- _INPUT_:
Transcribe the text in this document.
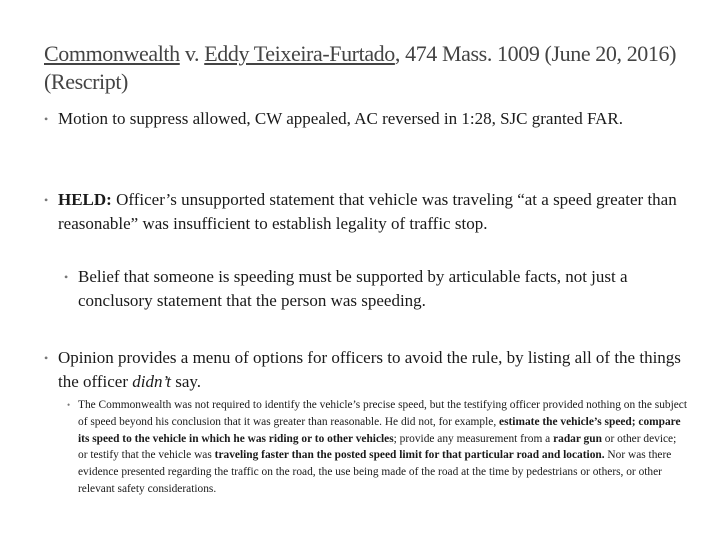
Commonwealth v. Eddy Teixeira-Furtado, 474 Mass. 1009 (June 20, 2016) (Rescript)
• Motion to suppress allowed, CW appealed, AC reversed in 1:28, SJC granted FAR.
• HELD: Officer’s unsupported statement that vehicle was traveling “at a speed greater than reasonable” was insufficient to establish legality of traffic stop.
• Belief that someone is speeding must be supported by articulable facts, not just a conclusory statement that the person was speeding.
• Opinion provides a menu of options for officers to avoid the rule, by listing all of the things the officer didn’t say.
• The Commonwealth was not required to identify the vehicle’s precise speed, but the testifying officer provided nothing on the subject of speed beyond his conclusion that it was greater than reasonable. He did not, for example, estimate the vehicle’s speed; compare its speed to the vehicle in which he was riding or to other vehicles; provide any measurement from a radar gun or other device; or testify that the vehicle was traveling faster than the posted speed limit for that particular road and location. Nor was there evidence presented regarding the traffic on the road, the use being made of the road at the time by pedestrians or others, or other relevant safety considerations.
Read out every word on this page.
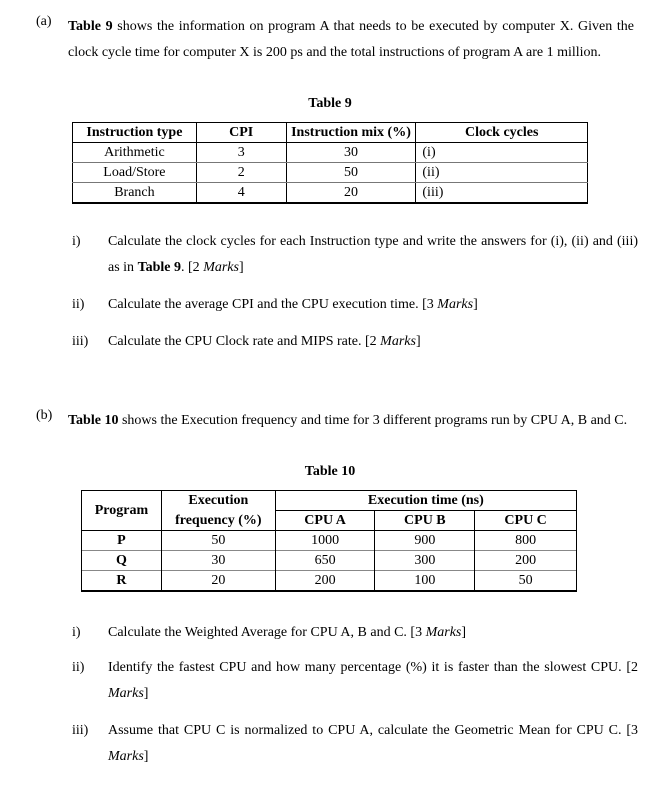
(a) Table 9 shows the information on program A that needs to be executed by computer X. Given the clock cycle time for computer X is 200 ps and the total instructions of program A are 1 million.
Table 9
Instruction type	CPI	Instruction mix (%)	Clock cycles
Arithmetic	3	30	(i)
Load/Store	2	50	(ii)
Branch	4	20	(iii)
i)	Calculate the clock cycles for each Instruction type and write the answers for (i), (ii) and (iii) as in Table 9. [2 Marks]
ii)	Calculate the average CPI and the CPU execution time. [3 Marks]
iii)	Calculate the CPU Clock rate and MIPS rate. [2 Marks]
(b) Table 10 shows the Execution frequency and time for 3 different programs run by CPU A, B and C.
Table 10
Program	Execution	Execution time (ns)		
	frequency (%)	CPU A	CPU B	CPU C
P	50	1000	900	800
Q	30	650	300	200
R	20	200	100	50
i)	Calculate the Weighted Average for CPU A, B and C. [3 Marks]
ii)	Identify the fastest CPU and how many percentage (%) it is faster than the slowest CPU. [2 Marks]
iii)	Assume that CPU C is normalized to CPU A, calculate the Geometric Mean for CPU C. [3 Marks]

- _WORK REQUIRED_: The required output is the number of lines containing the word "this", and nothing besides.

- _SOLUTION TO THE PROBLEM_: 2